= Given request =
Using the data beneath, show every line that includes the word "BAMBINI".

Data records:
────────────────────

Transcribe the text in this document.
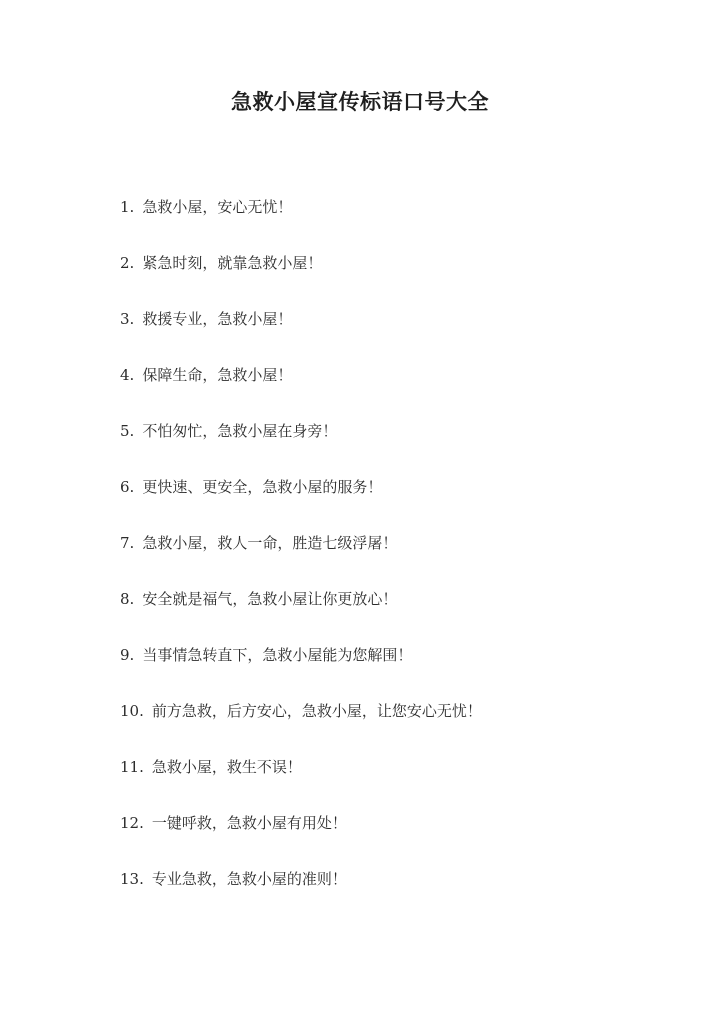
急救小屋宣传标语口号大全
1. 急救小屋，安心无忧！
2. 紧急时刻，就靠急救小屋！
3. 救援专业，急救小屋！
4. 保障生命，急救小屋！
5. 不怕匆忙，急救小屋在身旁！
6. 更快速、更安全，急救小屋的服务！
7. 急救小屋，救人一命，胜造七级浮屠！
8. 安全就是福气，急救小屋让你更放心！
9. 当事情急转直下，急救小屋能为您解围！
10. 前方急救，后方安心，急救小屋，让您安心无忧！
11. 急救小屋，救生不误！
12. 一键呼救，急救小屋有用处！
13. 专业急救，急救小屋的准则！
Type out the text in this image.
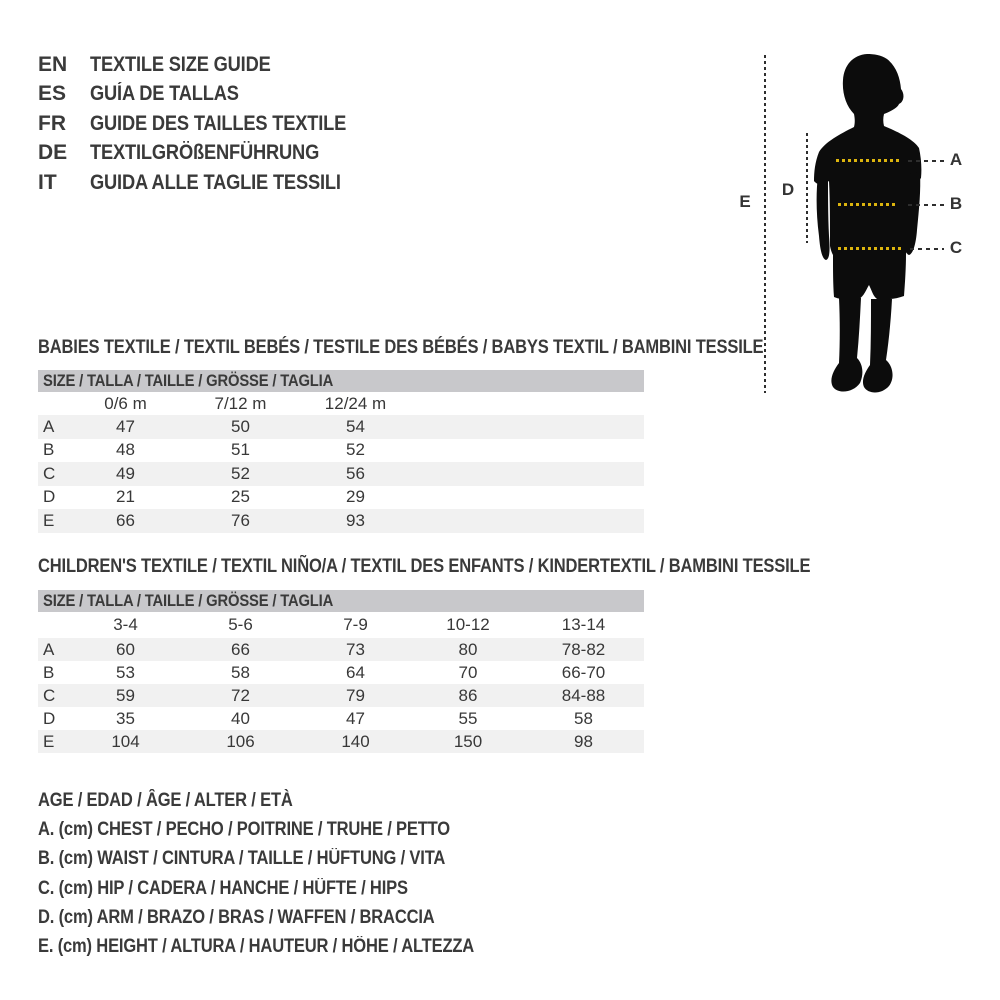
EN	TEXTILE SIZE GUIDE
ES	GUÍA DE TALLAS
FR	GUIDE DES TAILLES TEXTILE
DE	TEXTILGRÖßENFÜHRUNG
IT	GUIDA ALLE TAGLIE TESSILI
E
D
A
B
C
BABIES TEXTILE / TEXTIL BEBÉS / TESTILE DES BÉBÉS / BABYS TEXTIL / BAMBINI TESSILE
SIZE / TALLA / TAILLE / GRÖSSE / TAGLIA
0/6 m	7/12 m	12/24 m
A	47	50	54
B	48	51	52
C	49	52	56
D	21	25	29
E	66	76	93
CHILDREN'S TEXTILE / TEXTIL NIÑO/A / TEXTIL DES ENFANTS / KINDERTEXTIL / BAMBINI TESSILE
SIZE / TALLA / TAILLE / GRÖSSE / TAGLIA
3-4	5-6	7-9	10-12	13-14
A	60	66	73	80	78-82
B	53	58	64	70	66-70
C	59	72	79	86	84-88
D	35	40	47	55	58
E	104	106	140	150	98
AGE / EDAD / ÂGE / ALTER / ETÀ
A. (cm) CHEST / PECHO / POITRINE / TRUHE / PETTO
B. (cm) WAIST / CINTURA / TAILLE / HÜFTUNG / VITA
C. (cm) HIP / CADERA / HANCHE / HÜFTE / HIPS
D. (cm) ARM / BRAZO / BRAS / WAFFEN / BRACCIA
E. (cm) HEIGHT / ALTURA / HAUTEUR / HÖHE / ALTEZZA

────────────────────

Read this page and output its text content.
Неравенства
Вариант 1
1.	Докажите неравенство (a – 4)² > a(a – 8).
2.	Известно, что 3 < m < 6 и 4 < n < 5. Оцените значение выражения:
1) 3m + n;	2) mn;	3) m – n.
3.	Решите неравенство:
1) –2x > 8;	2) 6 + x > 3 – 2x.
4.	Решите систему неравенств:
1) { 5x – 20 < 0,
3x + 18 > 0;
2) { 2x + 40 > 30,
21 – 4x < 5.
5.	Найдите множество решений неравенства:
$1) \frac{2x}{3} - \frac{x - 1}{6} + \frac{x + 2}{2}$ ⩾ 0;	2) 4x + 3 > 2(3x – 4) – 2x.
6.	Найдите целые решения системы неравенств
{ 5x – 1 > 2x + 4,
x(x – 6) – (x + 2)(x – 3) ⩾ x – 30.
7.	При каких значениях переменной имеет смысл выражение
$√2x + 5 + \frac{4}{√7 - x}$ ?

────────────────────

= Solution to this problem =
BABIES TEXTILE / TEXTIL BEBÉS / TESTILE DES BÉBÉS / BABYS TEXTIL / BAMBINI TESSILE
CHILDREN'S TEXTILE / TEXTIL NIÑO/A / TEXTIL DES ENFANTS / KINDERTEXTIL / BAMBINI TESSILE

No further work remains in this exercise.